[A run of records]:
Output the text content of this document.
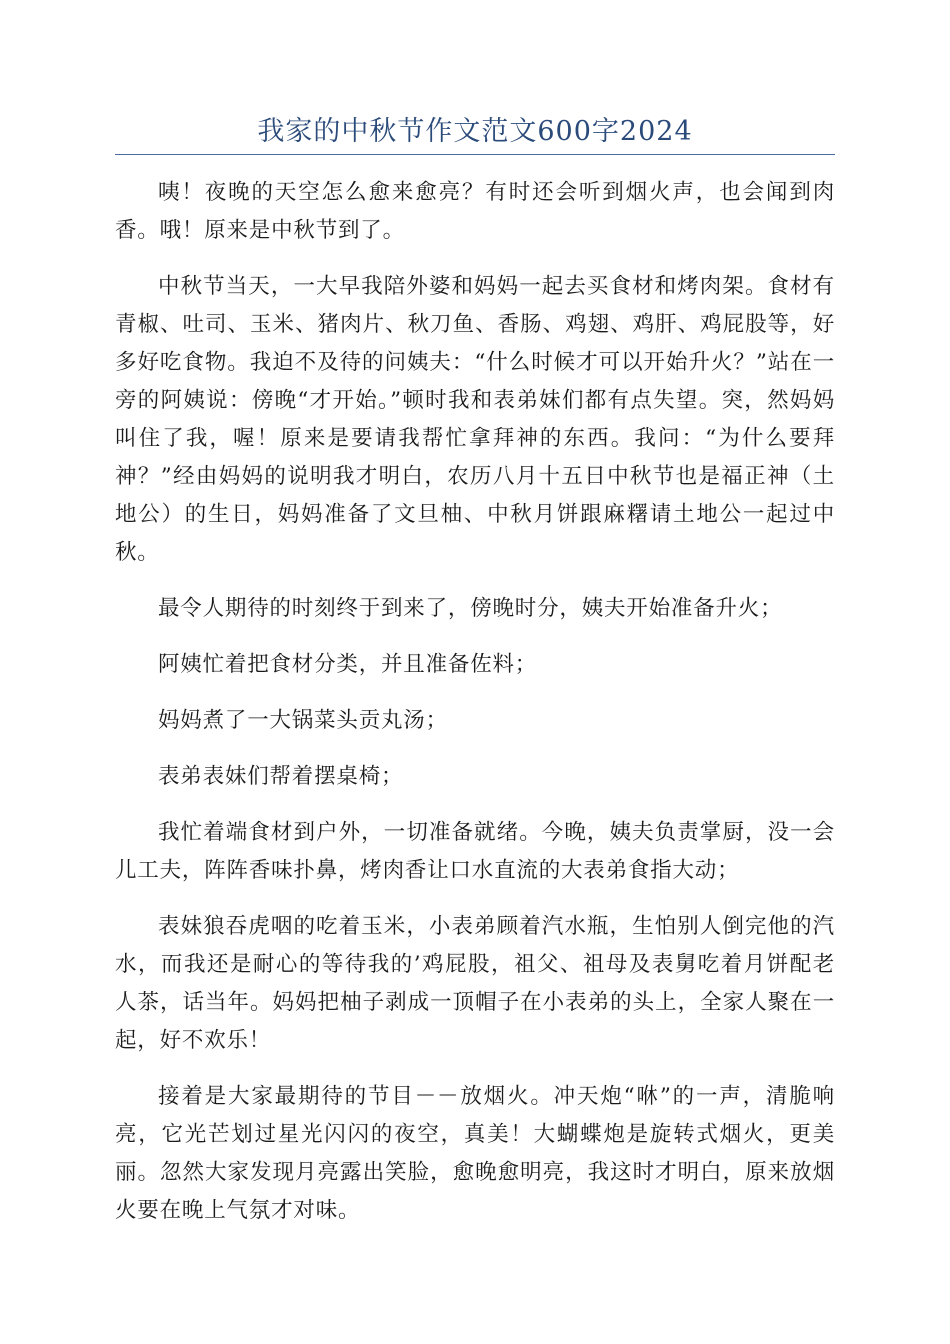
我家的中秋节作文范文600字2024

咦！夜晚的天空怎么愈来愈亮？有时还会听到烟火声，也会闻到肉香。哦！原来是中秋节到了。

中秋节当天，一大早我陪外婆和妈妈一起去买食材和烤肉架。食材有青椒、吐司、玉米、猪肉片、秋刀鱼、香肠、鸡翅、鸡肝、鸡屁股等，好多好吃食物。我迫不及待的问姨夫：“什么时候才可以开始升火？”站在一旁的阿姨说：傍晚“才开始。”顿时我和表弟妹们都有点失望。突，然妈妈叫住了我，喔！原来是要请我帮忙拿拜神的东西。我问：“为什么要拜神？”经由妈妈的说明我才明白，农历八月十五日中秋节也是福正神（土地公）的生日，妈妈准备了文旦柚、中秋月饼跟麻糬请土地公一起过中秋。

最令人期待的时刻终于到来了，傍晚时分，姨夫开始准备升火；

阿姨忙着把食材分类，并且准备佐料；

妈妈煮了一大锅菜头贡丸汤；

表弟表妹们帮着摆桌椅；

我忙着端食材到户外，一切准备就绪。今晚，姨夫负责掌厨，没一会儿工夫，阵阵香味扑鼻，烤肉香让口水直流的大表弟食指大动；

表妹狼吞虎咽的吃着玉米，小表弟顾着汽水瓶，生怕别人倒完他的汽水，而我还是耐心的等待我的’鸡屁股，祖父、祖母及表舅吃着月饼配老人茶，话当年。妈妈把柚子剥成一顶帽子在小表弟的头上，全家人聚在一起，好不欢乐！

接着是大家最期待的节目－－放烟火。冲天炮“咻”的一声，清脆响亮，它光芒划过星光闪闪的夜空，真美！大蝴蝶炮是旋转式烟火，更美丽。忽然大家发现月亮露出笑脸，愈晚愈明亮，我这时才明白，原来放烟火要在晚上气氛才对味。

[Challenge]: Transcribe the material exactly, keeping every word and none of the pictures.

[Full output]:
Output the text content of this document.
我家的中秋节作文范文600字2024

咦！夜晚的天空怎么愈来愈亮？有时还会听到烟火声，也会闻到肉香。哦！原来是中秋节到了。

中秋节当天，一大早我陪外婆和妈妈一起去买食材和烤肉架。食材有青椒、吐司、玉米、猪肉片、秋刀鱼、香肠、鸡翅、鸡肝、鸡屁股等，好多好吃食物。我迫不及待的问姨夫：“什么时候才可以开始升火？”站在一旁的阿姨说：傍晚“才开始。”顿时我和表弟妹们都有点失望。突，然妈妈叫住了我，喔！原来是要请我帮忙拿拜神的东西。我问：“为什么要拜神？”经由妈妈的说明我才明白，农历八月十五日中秋节也是福正神（土地公）的生日，妈妈准备了文旦柚、中秋月饼跟麻糬请土地公一起过中秋。

最令人期待的时刻终于到来了，傍晚时分，姨夫开始准备升火；

阿姨忙着把食材分类，并且准备佐料；

妈妈煮了一大锅菜头贡丸汤；

表弟表妹们帮着摆桌椅；

我忙着端食材到户外，一切准备就绪。今晚，姨夫负责掌厨，没一会儿工夫，阵阵香味扑鼻，烤肉香让口水直流的大表弟食指大动；

表妹狼吞虎咽的吃着玉米，小表弟顾着汽水瓶，生怕别人倒完他的汽水，而我还是耐心的等待我的’鸡屁股，祖父、祖母及表舅吃着月饼配老人茶，话当年。妈妈把柚子剥成一顶帽子在小表弟的头上，全家人聚在一起，好不欢乐！

接着是大家最期待的节目－－放烟火。冲天炮“咻”的一声，清脆响亮，它光芒划过星光闪闪的夜空，真美！大蝴蝶炮是旋转式烟火，更美丽。忽然大家发现月亮露出笑脸，愈晚愈明亮，我这时才明白，原来放烟火要在晚上气氛才对味。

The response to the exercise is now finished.